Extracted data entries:
::::

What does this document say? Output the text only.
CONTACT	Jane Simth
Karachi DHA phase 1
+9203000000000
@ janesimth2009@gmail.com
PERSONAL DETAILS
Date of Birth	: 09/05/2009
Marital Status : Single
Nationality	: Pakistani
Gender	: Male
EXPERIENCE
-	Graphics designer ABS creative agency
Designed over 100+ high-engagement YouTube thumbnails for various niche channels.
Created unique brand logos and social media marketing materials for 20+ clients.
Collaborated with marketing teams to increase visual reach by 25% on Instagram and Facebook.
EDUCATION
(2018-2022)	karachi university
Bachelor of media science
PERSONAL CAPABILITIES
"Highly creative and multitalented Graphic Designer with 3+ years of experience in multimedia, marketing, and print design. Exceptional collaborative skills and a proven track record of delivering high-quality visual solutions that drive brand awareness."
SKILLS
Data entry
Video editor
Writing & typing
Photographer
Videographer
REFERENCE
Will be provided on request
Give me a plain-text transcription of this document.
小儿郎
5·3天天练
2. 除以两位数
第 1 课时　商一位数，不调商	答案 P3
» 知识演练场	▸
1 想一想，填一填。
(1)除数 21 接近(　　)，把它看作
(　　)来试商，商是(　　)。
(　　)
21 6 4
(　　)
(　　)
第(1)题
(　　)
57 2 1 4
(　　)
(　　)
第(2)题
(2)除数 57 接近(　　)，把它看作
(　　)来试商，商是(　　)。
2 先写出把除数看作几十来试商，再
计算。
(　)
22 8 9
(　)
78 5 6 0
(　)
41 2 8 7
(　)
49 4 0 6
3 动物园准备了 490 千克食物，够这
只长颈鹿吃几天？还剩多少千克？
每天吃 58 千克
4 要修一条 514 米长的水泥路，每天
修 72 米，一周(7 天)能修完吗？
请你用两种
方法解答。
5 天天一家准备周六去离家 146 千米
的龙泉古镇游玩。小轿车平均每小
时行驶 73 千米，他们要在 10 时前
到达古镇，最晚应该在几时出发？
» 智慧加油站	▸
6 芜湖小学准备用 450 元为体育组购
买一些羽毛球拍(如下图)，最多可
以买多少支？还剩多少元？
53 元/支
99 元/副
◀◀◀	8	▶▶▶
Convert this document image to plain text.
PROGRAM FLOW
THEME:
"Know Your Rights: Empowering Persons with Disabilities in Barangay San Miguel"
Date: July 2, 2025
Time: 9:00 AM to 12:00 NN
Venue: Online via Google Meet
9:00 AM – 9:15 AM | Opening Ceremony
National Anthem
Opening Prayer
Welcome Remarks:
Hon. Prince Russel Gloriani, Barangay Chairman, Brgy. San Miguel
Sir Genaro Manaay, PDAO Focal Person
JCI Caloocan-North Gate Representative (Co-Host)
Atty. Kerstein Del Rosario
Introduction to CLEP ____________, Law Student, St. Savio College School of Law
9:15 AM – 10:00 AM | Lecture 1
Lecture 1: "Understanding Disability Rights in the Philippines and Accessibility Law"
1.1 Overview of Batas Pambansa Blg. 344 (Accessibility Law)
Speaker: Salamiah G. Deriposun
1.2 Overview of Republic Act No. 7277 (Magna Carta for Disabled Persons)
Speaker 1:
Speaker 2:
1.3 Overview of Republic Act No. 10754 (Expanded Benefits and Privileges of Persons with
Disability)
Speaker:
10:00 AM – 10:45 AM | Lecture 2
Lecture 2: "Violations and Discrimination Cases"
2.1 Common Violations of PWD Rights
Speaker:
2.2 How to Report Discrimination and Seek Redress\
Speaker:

::::

**Stated task**. Which lines of the material contain the string "visual"? List each of them.

**Task solution**.
Collaborated with marketing teams to increase visual reach by 25% on Instagram and Facebook.
"Highly creative and multitalented Graphic Designer with 3+ years of experience in multimedia, marketing, and print design. Exceptional collaborative skills and a proven track record of delivering high-quality visual solutions that drive brand awareness."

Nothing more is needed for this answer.